-- BEGIN Data for this task --

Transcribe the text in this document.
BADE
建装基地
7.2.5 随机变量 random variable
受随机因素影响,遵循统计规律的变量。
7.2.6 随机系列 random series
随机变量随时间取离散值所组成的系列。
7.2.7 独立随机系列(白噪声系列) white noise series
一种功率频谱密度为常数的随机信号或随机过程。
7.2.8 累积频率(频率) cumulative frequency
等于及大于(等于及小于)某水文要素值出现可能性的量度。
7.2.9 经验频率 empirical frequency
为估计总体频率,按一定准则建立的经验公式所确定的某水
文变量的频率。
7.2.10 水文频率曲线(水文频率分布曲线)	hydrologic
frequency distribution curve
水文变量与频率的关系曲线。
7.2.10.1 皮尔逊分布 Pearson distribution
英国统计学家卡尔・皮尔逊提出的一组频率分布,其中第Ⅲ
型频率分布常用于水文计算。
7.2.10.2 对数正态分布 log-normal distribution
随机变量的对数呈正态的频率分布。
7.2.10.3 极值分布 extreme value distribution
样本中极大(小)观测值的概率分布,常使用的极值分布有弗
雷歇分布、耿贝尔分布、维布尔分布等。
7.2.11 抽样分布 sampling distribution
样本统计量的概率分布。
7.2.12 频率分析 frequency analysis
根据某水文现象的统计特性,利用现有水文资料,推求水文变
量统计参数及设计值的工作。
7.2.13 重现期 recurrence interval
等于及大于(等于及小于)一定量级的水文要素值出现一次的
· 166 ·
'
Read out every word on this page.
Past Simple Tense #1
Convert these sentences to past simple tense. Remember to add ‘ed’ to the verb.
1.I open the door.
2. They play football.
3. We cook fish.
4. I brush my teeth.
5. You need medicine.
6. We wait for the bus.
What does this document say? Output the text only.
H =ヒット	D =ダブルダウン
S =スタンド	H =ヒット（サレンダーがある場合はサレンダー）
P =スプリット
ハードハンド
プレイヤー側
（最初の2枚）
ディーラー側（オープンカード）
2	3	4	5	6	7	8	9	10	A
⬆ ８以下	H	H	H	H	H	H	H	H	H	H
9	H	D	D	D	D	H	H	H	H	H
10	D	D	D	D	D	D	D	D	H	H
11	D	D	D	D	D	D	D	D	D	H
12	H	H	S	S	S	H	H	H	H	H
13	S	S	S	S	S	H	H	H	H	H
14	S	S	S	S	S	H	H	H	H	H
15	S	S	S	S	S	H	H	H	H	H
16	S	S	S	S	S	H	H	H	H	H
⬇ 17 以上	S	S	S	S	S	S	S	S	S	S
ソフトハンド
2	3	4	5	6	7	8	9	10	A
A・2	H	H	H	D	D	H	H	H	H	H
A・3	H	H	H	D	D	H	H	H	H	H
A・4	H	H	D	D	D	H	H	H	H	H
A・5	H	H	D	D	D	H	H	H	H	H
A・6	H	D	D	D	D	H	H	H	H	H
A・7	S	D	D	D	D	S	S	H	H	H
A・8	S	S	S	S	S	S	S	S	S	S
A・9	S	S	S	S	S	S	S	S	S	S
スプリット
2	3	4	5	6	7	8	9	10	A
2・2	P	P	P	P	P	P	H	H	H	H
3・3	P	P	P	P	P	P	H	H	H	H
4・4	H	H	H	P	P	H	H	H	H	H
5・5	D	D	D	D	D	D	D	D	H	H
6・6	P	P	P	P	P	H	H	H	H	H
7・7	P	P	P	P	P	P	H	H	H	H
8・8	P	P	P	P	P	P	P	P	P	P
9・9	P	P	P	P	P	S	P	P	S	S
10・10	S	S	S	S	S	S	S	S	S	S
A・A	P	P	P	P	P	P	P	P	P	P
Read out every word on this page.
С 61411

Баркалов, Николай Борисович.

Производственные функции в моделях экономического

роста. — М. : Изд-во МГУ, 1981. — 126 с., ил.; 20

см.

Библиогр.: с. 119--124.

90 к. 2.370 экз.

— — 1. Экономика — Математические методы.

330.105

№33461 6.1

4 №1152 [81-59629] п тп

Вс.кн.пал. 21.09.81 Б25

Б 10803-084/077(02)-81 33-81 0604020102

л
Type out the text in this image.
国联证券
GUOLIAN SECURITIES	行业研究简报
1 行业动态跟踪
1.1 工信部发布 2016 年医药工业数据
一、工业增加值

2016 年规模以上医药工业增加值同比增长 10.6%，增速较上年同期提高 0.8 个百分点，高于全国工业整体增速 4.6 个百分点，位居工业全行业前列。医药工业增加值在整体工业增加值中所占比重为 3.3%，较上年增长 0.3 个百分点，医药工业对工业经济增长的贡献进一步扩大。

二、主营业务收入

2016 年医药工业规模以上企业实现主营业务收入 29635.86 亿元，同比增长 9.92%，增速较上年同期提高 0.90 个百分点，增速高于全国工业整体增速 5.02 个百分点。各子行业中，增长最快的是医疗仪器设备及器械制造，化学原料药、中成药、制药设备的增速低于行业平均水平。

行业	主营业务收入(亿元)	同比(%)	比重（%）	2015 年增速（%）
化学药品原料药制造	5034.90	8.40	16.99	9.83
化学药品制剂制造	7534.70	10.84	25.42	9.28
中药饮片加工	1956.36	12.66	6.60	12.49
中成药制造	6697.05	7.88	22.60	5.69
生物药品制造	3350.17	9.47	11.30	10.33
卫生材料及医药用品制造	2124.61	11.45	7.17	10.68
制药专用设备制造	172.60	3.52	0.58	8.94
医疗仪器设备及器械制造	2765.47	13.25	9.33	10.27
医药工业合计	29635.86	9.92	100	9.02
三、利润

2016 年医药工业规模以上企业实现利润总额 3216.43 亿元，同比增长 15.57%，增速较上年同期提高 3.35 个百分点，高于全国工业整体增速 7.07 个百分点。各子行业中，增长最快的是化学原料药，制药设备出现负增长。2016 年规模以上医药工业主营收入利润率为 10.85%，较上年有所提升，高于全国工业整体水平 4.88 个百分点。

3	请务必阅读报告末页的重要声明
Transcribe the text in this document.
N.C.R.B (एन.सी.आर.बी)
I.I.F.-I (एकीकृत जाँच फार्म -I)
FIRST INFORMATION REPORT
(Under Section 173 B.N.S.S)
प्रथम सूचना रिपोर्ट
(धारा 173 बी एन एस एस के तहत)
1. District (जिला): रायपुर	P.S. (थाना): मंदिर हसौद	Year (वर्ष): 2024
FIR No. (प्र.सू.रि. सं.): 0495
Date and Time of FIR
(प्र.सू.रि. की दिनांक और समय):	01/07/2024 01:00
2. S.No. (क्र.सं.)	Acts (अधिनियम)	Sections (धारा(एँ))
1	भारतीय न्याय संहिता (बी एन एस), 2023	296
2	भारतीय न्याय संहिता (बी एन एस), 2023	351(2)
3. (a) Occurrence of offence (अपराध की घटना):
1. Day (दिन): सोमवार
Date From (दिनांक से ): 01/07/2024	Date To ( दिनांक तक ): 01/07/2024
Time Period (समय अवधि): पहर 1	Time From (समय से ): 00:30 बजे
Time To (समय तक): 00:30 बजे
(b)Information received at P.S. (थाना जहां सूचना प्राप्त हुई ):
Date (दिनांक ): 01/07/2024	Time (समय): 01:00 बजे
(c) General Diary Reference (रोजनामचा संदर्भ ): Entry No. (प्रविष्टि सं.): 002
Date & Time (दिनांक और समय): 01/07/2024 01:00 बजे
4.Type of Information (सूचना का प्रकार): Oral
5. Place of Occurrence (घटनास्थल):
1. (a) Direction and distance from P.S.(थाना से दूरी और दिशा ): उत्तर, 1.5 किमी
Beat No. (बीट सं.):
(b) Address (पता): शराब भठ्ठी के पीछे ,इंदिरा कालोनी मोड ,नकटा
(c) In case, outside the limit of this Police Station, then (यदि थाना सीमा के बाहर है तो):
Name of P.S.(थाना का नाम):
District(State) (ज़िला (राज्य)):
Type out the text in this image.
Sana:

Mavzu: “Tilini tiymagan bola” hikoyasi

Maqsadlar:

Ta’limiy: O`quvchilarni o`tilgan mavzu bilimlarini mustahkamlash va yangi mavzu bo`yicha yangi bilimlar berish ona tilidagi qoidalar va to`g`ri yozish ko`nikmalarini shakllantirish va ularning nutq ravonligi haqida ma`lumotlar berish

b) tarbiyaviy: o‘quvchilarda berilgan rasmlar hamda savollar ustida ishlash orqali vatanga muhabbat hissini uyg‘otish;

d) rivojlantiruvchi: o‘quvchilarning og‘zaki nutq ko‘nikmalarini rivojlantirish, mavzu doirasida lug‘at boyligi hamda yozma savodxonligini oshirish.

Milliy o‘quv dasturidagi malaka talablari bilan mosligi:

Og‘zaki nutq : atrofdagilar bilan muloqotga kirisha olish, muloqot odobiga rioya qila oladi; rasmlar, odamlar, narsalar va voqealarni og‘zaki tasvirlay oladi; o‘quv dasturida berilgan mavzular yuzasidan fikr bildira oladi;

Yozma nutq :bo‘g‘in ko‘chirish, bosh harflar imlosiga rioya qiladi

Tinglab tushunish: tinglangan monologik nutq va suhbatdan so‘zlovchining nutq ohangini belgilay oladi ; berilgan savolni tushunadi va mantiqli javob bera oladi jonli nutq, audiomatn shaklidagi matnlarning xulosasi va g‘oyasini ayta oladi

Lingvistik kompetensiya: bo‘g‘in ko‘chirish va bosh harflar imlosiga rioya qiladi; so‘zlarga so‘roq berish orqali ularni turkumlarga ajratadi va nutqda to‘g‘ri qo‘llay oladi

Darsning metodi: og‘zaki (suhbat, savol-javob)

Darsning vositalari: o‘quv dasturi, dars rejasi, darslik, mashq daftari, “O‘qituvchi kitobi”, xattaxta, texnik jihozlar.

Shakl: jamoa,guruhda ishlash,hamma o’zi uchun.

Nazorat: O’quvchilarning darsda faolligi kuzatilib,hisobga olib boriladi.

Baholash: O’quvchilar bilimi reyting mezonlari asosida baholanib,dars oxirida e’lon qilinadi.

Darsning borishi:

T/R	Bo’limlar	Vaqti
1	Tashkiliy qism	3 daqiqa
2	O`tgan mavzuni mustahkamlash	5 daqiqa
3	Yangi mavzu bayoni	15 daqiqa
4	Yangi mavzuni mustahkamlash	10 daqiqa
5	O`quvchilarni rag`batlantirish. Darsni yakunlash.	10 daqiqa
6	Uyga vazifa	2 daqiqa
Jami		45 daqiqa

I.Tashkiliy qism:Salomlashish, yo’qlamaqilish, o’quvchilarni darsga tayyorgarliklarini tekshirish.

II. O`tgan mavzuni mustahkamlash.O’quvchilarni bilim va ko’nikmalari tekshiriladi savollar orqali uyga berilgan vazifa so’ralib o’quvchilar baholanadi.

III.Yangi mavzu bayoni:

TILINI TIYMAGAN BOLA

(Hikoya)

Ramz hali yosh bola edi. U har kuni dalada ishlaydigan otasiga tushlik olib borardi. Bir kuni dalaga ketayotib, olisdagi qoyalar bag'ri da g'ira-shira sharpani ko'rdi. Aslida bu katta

-- END Data for this task --

Problem requirements: Where a line of the records above holds the word "series", copy that line.

Output:
7.2.6 随机系列 random series
7.2.7 独立随机系列(白噪声系列) white noise series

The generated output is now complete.